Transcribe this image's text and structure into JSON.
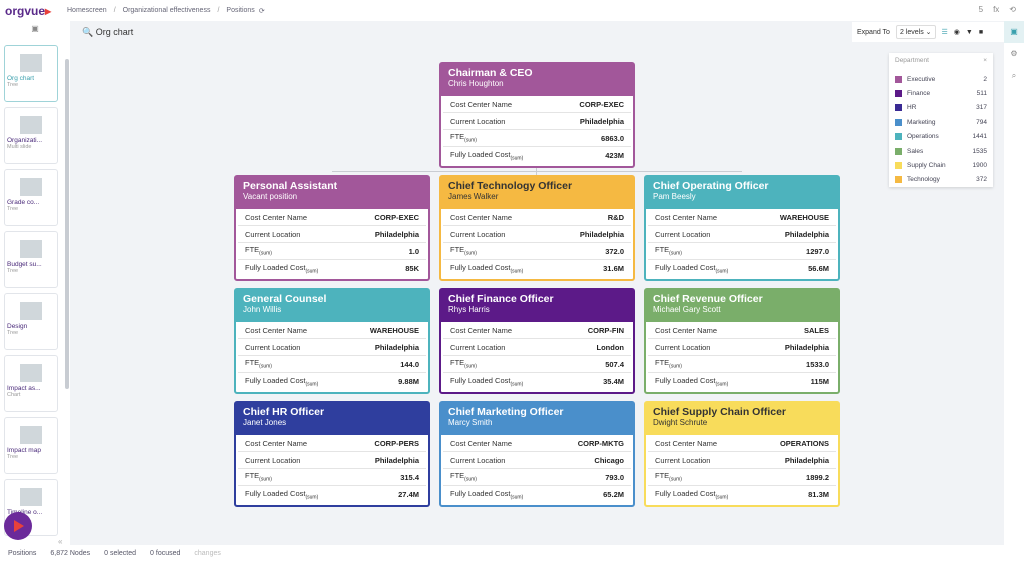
{
  "topbar": {
    "logo": "orgvue",
    "crumbs": [
      "Homescreen",
      "Organizational effectiveness",
      "Positions"
    ],
    "user_count": "5",
    "fx": "fx"
  },
  "sidebar": {
    "items": [
      {
        "label": "Org chart",
        "type": "Tree"
      },
      {
        "label": "Organizati...",
        "type": "Multi slide"
      },
      {
        "label": "Grade co...",
        "type": "Tree"
      },
      {
        "label": "Budget su...",
        "type": "Tree"
      },
      {
        "label": "Design",
        "type": "Tree"
      },
      {
        "label": "Impact as...",
        "type": "Chart"
      },
      {
        "label": "Impact map",
        "type": "Tree"
      },
      {
        "label": "Timeline o...",
        "type": ""
      }
    ]
  },
  "view": {
    "title": "Org chart"
  },
  "toolbar": {
    "expand_label": "Expand To",
    "levels": "2 levels"
  },
  "legend": {
    "title": "Department",
    "items": [
      {
        "name": "Executive",
        "count": "2",
        "color": "#a2579a"
      },
      {
        "name": "Finance",
        "count": "511",
        "color": "#5c1a88"
      },
      {
        "name": "HR",
        "count": "317",
        "color": "#3a2a94"
      },
      {
        "name": "Marketing",
        "count": "794",
        "color": "#4a8fcb"
      },
      {
        "name": "Operations",
        "count": "1441",
        "color": "#4db3bd"
      },
      {
        "name": "Sales",
        "count": "1535",
        "color": "#7aae6a"
      },
      {
        "name": "Supply Chain",
        "count": "1900",
        "color": "#f8dc5b"
      },
      {
        "name": "Technology",
        "count": "372",
        "color": "#f5b942"
      }
    ]
  },
  "fields": {
    "cc": "Cost Center Name",
    "loc": "Current Location",
    "fte": "FTE",
    "flc": "Fully Loaded Cost",
    "sum": "(sum)"
  },
  "cards": [
    {
      "title": "Chairman & CEO",
      "name": "Chris Houghton",
      "cc": "CORP-EXEC",
      "loc": "Philadelphia",
      "fte": "6863.0",
      "flc": "423M",
      "color": "#a2579a"
    },
    {
      "title": "Personal Assistant",
      "name": "Vacant position",
      "cc": "CORP-EXEC",
      "loc": "Philadelphia",
      "fte": "1.0",
      "flc": "85K",
      "color": "#a2579a"
    },
    {
      "title": "Chief Technology Officer",
      "name": "James Walker",
      "cc": "R&D",
      "loc": "Philadelphia",
      "fte": "372.0",
      "flc": "31.6M",
      "color": "#f5b942"
    },
    {
      "title": "Chief Operating Officer",
      "name": "Pam Beesly",
      "cc": "WAREHOUSE",
      "loc": "Philadelphia",
      "fte": "1297.0",
      "flc": "56.6M",
      "color": "#4db3bd"
    },
    {
      "title": "General Counsel",
      "name": "John Willis",
      "cc": "WAREHOUSE",
      "loc": "Philadelphia",
      "fte": "144.0",
      "flc": "9.88M",
      "color": "#4db3bd"
    },
    {
      "title": "Chief Finance Officer",
      "name": "Rhys Harris",
      "cc": "CORP-FIN",
      "loc": "London",
      "fte": "507.4",
      "flc": "35.4M",
      "color": "#5c1a88"
    },
    {
      "title": "Chief Revenue Officer",
      "name": "Michael Gary Scott",
      "cc": "SALES",
      "loc": "Philadelphia",
      "fte": "1533.0",
      "flc": "115M",
      "color": "#7aae6a"
    },
    {
      "title": "Chief HR Officer",
      "name": "Janet Jones",
      "cc": "CORP-PERS",
      "loc": "Philadelphia",
      "fte": "315.4",
      "flc": "27.4M",
      "color": "#2f3e9e"
    },
    {
      "title": "Chief Marketing Officer",
      "name": "Marcy Smith",
      "cc": "CORP-MKTG",
      "loc": "Chicago",
      "fte": "793.0",
      "flc": "65.2M",
      "color": "#4a8fcb"
    },
    {
      "title": "Chief Supply Chain Officer",
      "name": "Dwight Schrute",
      "cc": "OPERATIONS",
      "loc": "Philadelphia",
      "fte": "1899.2",
      "flc": "81.3M",
      "color": "#f8dc5b"
    }
  ],
  "status": {
    "positions": "Positions",
    "nodes": "6,872 Nodes",
    "selected": "0 selected",
    "focused": "0 focused",
    "changes": "changes"
  }
}
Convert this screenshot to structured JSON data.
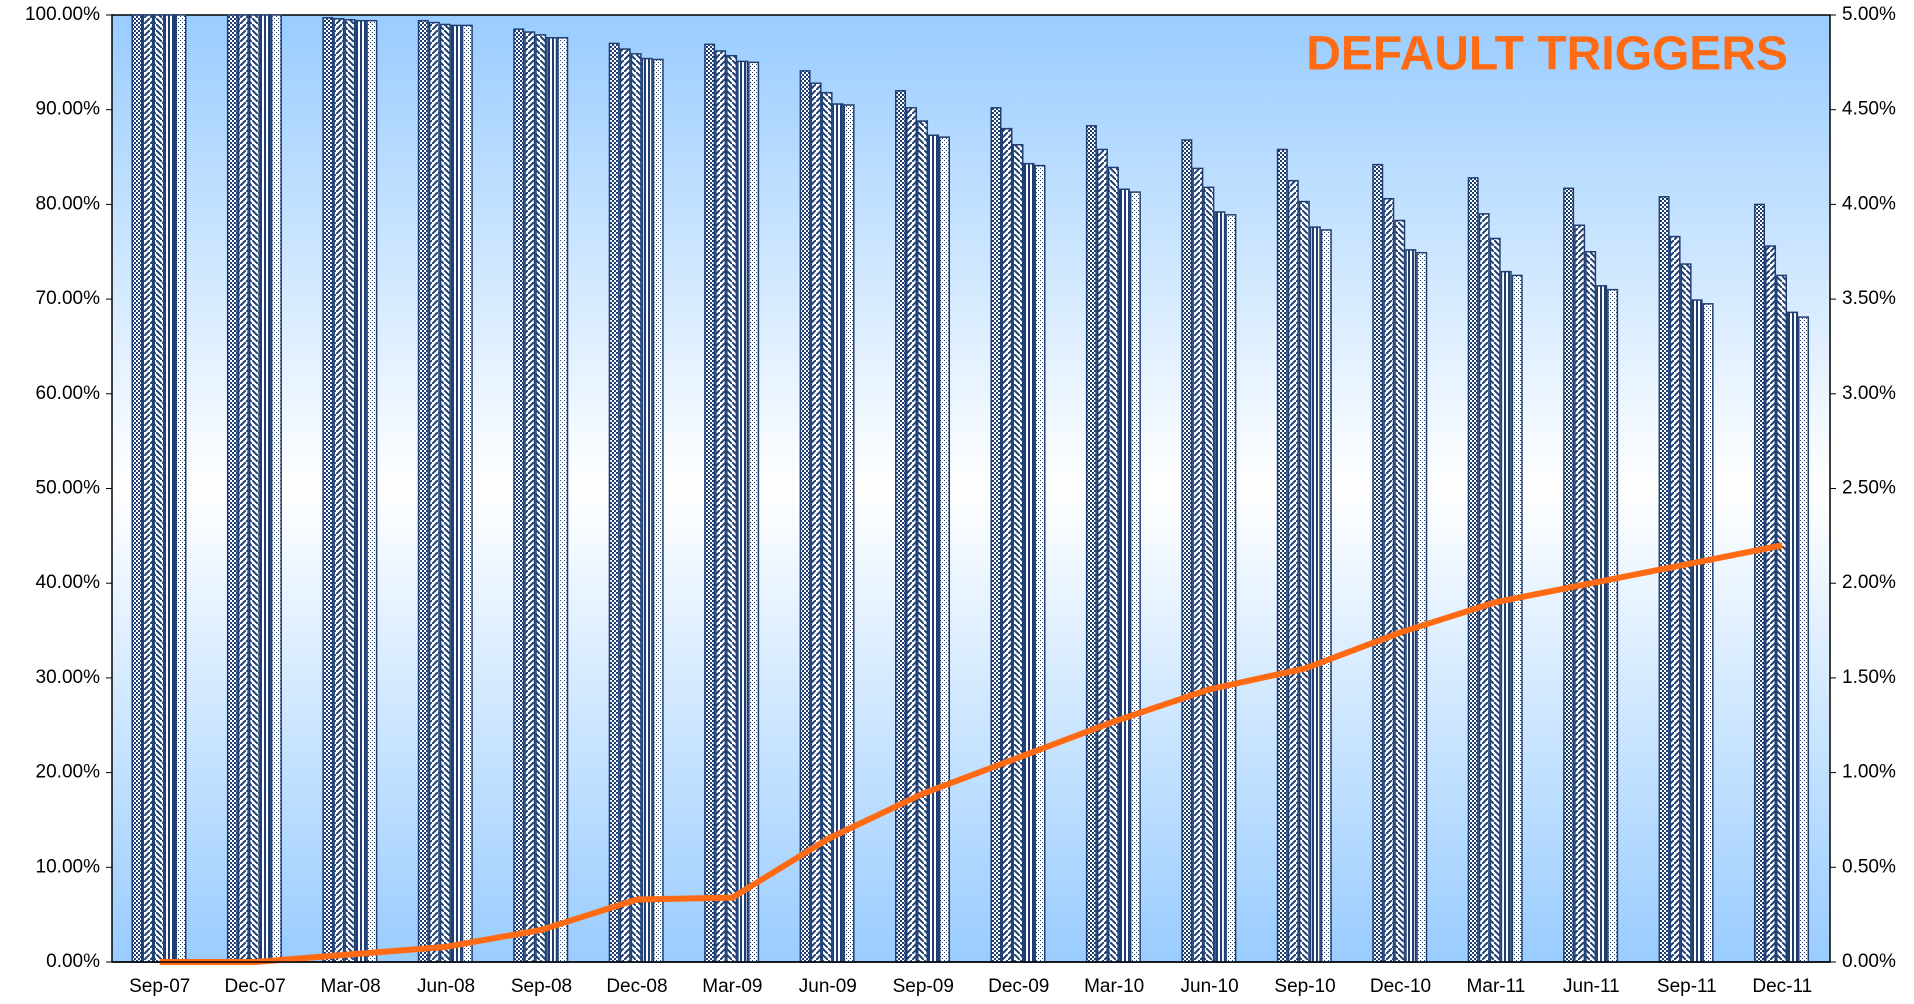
{
  "chart_data": {
    "type": "bar",
    "title": "DEFAULT TRIGGERS",
    "categories": [
      "Sep-07",
      "Dec-07",
      "Mar-08",
      "Jun-08",
      "Sep-08",
      "Dec-08",
      "Mar-09",
      "Jun-09",
      "Sep-09",
      "Dec-09",
      "Mar-10",
      "Jun-10",
      "Sep-10",
      "Dec-10",
      "Mar-11",
      "Jun-11",
      "Sep-11",
      "Dec-11"
    ],
    "series": [
      {
        "color": "#1f3f73",
        "values": [
          100,
          100,
          99.7,
          99.4,
          98.5,
          97.0,
          96.9,
          94.1,
          92.0,
          90.2,
          88.3,
          86.8,
          85.8,
          84.2,
          82.8,
          81.7,
          80.8,
          80.0
        ]
      },
      {
        "color": "#1f3f73",
        "values": [
          100,
          100,
          99.6,
          99.2,
          98.2,
          96.4,
          96.2,
          92.8,
          90.2,
          88.0,
          85.8,
          83.8,
          82.5,
          80.6,
          79.0,
          77.8,
          76.6,
          75.6
        ]
      },
      {
        "color": "#1f3f73",
        "values": [
          100,
          100,
          99.5,
          99.0,
          97.9,
          95.9,
          95.7,
          91.8,
          88.8,
          86.3,
          83.9,
          81.8,
          80.3,
          78.3,
          76.4,
          75.0,
          73.7,
          72.5
        ]
      },
      {
        "color": "#1f3f73",
        "values": [
          100,
          100,
          99.4,
          98.9,
          97.6,
          95.4,
          95.1,
          90.6,
          87.3,
          84.3,
          81.6,
          79.2,
          77.6,
          75.2,
          72.9,
          71.4,
          69.9,
          68.6
        ]
      },
      {
        "color": "#1f3f73",
        "values": [
          100,
          100,
          99.4,
          98.9,
          97.6,
          95.3,
          95.0,
          90.5,
          87.1,
          84.1,
          81.3,
          78.9,
          77.3,
          74.9,
          72.5,
          71.0,
          69.5,
          68.1
        ]
      },
      {
        "type": "line",
        "axis": "y2",
        "color": "#ff6a13",
        "values": [
          0,
          0,
          0.04,
          0.08,
          0.17,
          0.33,
          0.34,
          0.65,
          0.89,
          1.08,
          1.27,
          1.44,
          1.55,
          1.74,
          1.9,
          2.0,
          2.1,
          2.2
        ]
      }
    ],
    "ylim": [
      0,
      100
    ],
    "yticks": [
      {
        "value": 0,
        "label": "0.00%"
      },
      {
        "value": 10,
        "label": "10.00%"
      },
      {
        "value": 20,
        "label": "20.00%"
      },
      {
        "value": 30,
        "label": "30.00%"
      },
      {
        "value": 40,
        "label": "40.00%"
      },
      {
        "value": 50,
        "label": "50.00%"
      },
      {
        "value": 60,
        "label": "60.00%"
      },
      {
        "value": 70,
        "label": "70.00%"
      },
      {
        "value": 80,
        "label": "80.00%"
      },
      {
        "value": 90,
        "label": "90.00%"
      },
      {
        "value": 100,
        "label": "100.00%"
      }
    ],
    "y2lim": [
      0,
      5
    ],
    "y2ticks": [
      {
        "value": 0,
        "label": "0.00%"
      },
      {
        "value": 0.5,
        "label": "0.50%"
      },
      {
        "value": 1,
        "label": "1.00%"
      },
      {
        "value": 1.5,
        "label": "1.50%"
      },
      {
        "value": 2,
        "label": "2.00%"
      },
      {
        "value": 2.5,
        "label": "2.50%"
      },
      {
        "value": 3,
        "label": "3.00%"
      },
      {
        "value": 3.5,
        "label": "3.50%"
      },
      {
        "value": 4,
        "label": "4.00%"
      },
      {
        "value": 4.5,
        "label": "4.50%"
      },
      {
        "value": 5,
        "label": "5.00%"
      }
    ]
  }
}
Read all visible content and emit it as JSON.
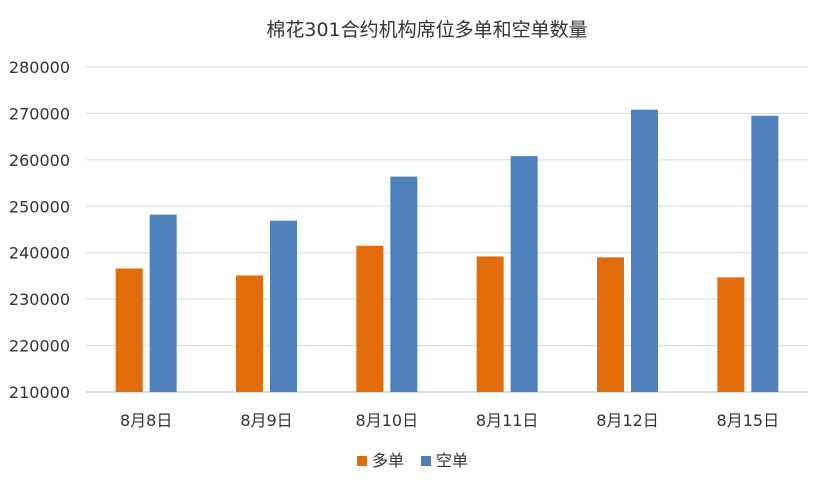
{
  "chart_data": {
    "type": "bar",
    "title": "棉花301合约机构席位多单和空单数量",
    "categories": [
      "8月8日",
      "8月9日",
      "8月10日",
      "8月11日",
      "8月12日",
      "8月15日"
    ],
    "series": [
      {
        "name": "多单",
        "color": "#E36C0A",
        "values": [
          236600,
          235100,
          241500,
          239200,
          239000,
          234700
        ]
      },
      {
        "name": "空单",
        "color": "#4F81BD",
        "values": [
          248200,
          246900,
          256400,
          260800,
          270800,
          269500
        ]
      }
    ],
    "ylim": [
      210000,
      280000
    ],
    "ytick_step": 10000,
    "ytick_labels": [
      "210000",
      "220000",
      "230000",
      "240000",
      "250000",
      "260000",
      "270000",
      "280000"
    ],
    "grid": true,
    "legend": "bottom",
    "xlabel": "",
    "ylabel": ""
  }
}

## SET TASK
From the line containing "Read all visible content and emit it as JSON." down to the last line of the entries above, copy each line exactly and nothing more. Leave pictures out.

## SOLUTION TO THE PROBLEM
Read all visible content and emit it as JSON.
{
  "chart_data": {
    "type": "bar",
    "title": "棉花301合约机构席位多单和空单数量",
    "categories": [
      "8月8日",
      "8月9日",
      "8月10日",
      "8月11日",
      "8月12日",
      "8月15日"
    ],
    "series": [
      {
        "name": "多单",
        "color": "#E36C0A",
        "values": [
          236600,
          235100,
          241500,
          239200,
          239000,
          234700
        ]
      },
      {
        "name": "空单",
        "color": "#4F81BD",
        "values": [
          248200,
          246900,
          256400,
          260800,
          270800,
          269500
        ]
      }
    ],
    "ylim": [
      210000,
      280000
    ],
    "ytick_step": 10000,
    "ytick_labels": [
      "210000",
      "220000",
      "230000",
      "240000",
      "250000",
      "260000",
      "270000",
      "280000"
    ],
    "grid": true,
    "legend": "bottom",
    "xlabel": "",
    "ylabel": ""
  }
}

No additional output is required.